------ Given records

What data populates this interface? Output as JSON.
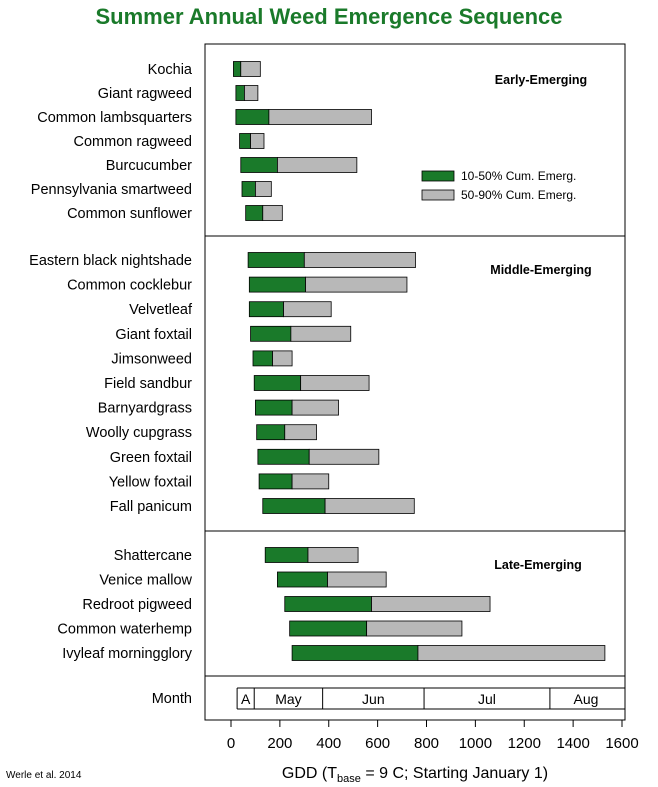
{
  "title": "Summer Annual Weed Emergence Sequence",
  "credit": "Werle et al. 2014",
  "colors": {
    "early_bar": "#1a7a2a",
    "late_bar": "#b8b8b8",
    "title": "#1a7a2a"
  },
  "chart_data": {
    "type": "bar",
    "orientation": "horizontal",
    "stacked_ranges": true,
    "xlabel_parts": {
      "prefix": "GDD (T",
      "sub": "base",
      "suffix": " = 9 C; Starting January 1)"
    },
    "xlabel": "GDD (Tbase = 9 C; Starting January 1)",
    "xlim": [
      -100,
      1600
    ],
    "xticks": [
      0,
      200,
      400,
      600,
      800,
      1000,
      1200,
      1400,
      1600
    ],
    "grid": false,
    "legend_position": "top-right",
    "legend": [
      "10-50% Cum. Emerg.",
      "50-90% Cum. Emerg."
    ],
    "groups": [
      {
        "label": "Early-Emerging",
        "weeds": [
          {
            "name": "Kochia",
            "start": 10,
            "mid": 40,
            "end": 120
          },
          {
            "name": "Giant ragweed",
            "start": 20,
            "mid": 55,
            "end": 110
          },
          {
            "name": "Common lambsquarters",
            "start": 20,
            "mid": 155,
            "end": 575
          },
          {
            "name": "Common ragweed",
            "start": 35,
            "mid": 80,
            "end": 135
          },
          {
            "name": "Burcucumber",
            "start": 40,
            "mid": 190,
            "end": 515
          },
          {
            "name": "Pennsylvania smartweed",
            "start": 45,
            "mid": 100,
            "end": 165
          },
          {
            "name": "Common sunflower",
            "start": 60,
            "mid": 130,
            "end": 210
          }
        ]
      },
      {
        "label": "Middle-Emerging",
        "weeds": [
          {
            "name": "Eastern black nightshade",
            "start": 70,
            "mid": 300,
            "end": 755
          },
          {
            "name": "Common cocklebur",
            "start": 75,
            "mid": 305,
            "end": 720
          },
          {
            "name": "Velvetleaf",
            "start": 75,
            "mid": 215,
            "end": 410
          },
          {
            "name": "Giant foxtail",
            "start": 80,
            "mid": 245,
            "end": 490
          },
          {
            "name": "Jimsonweed",
            "start": 90,
            "mid": 170,
            "end": 250
          },
          {
            "name": "Field sandbur",
            "start": 95,
            "mid": 285,
            "end": 565
          },
          {
            "name": "Barnyardgrass",
            "start": 100,
            "mid": 250,
            "end": 440
          },
          {
            "name": "Woolly cupgrass",
            "start": 105,
            "mid": 220,
            "end": 350
          },
          {
            "name": "Green foxtail",
            "start": 110,
            "mid": 320,
            "end": 605
          },
          {
            "name": "Yellow foxtail",
            "start": 115,
            "mid": 250,
            "end": 400
          },
          {
            "name": "Fall panicum",
            "start": 130,
            "mid": 385,
            "end": 750
          }
        ]
      },
      {
        "label": "Late-Emerging",
        "weeds": [
          {
            "name": "Shattercane",
            "start": 140,
            "mid": 315,
            "end": 520
          },
          {
            "name": "Venice mallow",
            "start": 190,
            "mid": 395,
            "end": 635
          },
          {
            "name": "Redroot pigweed",
            "start": 220,
            "mid": 575,
            "end": 1060
          },
          {
            "name": "Common waterhemp",
            "start": 240,
            "mid": 555,
            "end": 945
          },
          {
            "name": "Ivyleaf morningglory",
            "start": 250,
            "mid": 765,
            "end": 1530
          }
        ]
      }
    ],
    "month_row": {
      "label": "Month",
      "months": [
        {
          "name": "A",
          "start": 25,
          "end": 95
        },
        {
          "name": "May",
          "start": 95,
          "end": 375
        },
        {
          "name": "Jun",
          "start": 375,
          "end": 790
        },
        {
          "name": "Jul",
          "start": 790,
          "end": 1305
        },
        {
          "name": "Aug",
          "start": 1305,
          "end": 1600
        }
      ]
    }
  }
}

------------

▸ What to work on:
Quote the preceding records in their entirety, excluding every picture.

▸ Problem solution:
What data populates this interface? Output as JSON.
{
  "title": "Summer Annual Weed Emergence Sequence",
  "credit": "Werle et al. 2014",
  "colors": {
    "early_bar": "#1a7a2a",
    "late_bar": "#b8b8b8",
    "title": "#1a7a2a"
  },
  "chart_data": {
    "type": "bar",
    "orientation": "horizontal",
    "stacked_ranges": true,
    "xlabel_parts": {
      "prefix": "GDD (T",
      "sub": "base",
      "suffix": " = 9 C; Starting January 1)"
    },
    "xlabel": "GDD (Tbase = 9 C; Starting January 1)",
    "xlim": [
      -100,
      1600
    ],
    "xticks": [
      0,
      200,
      400,
      600,
      800,
      1000,
      1200,
      1400,
      1600
    ],
    "grid": false,
    "legend_position": "top-right",
    "legend": [
      "10-50% Cum. Emerg.",
      "50-90% Cum. Emerg."
    ],
    "groups": [
      {
        "label": "Early-Emerging",
        "weeds": [
          {
            "name": "Kochia",
            "start": 10,
            "mid": 40,
            "end": 120
          },
          {
            "name": "Giant ragweed",
            "start": 20,
            "mid": 55,
            "end": 110
          },
          {
            "name": "Common lambsquarters",
            "start": 20,
            "mid": 155,
            "end": 575
          },
          {
            "name": "Common ragweed",
            "start": 35,
            "mid": 80,
            "end": 135
          },
          {
            "name": "Burcucumber",
            "start": 40,
            "mid": 190,
            "end": 515
          },
          {
            "name": "Pennsylvania smartweed",
            "start": 45,
            "mid": 100,
            "end": 165
          },
          {
            "name": "Common sunflower",
            "start": 60,
            "mid": 130,
            "end": 210
          }
        ]
      },
      {
        "label": "Middle-Emerging",
        "weeds": [
          {
            "name": "Eastern black nightshade",
            "start": 70,
            "mid": 300,
            "end": 755
          },
          {
            "name": "Common cocklebur",
            "start": 75,
            "mid": 305,
            "end": 720
          },
          {
            "name": "Velvetleaf",
            "start": 75,
            "mid": 215,
            "end": 410
          },
          {
            "name": "Giant foxtail",
            "start": 80,
            "mid": 245,
            "end": 490
          },
          {
            "name": "Jimsonweed",
            "start": 90,
            "mid": 170,
            "end": 250
          },
          {
            "name": "Field sandbur",
            "start": 95,
            "mid": 285,
            "end": 565
          },
          {
            "name": "Barnyardgrass",
            "start": 100,
            "mid": 250,
            "end": 440
          },
          {
            "name": "Woolly cupgrass",
            "start": 105,
            "mid": 220,
            "end": 350
          },
          {
            "name": "Green foxtail",
            "start": 110,
            "mid": 320,
            "end": 605
          },
          {
            "name": "Yellow foxtail",
            "start": 115,
            "mid": 250,
            "end": 400
          },
          {
            "name": "Fall panicum",
            "start": 130,
            "mid": 385,
            "end": 750
          }
        ]
      },
      {
        "label": "Late-Emerging",
        "weeds": [
          {
            "name": "Shattercane",
            "start": 140,
            "mid": 315,
            "end": 520
          },
          {
            "name": "Venice mallow",
            "start": 190,
            "mid": 395,
            "end": 635
          },
          {
            "name": "Redroot pigweed",
            "start": 220,
            "mid": 575,
            "end": 1060
          },
          {
            "name": "Common waterhemp",
            "start": 240,
            "mid": 555,
            "end": 945
          },
          {
            "name": "Ivyleaf morningglory",
            "start": 250,
            "mid": 765,
            "end": 1530
          }
        ]
      }
    ],
    "month_row": {
      "label": "Month",
      "months": [
        {
          "name": "A",
          "start": 25,
          "end": 95
        },
        {
          "name": "May",
          "start": 95,
          "end": 375
        },
        {
          "name": "Jun",
          "start": 375,
          "end": 790
        },
        {
          "name": "Jul",
          "start": 790,
          "end": 1305
        },
        {
          "name": "Aug",
          "start": 1305,
          "end": 1600
        }
      ]
    }
  }
}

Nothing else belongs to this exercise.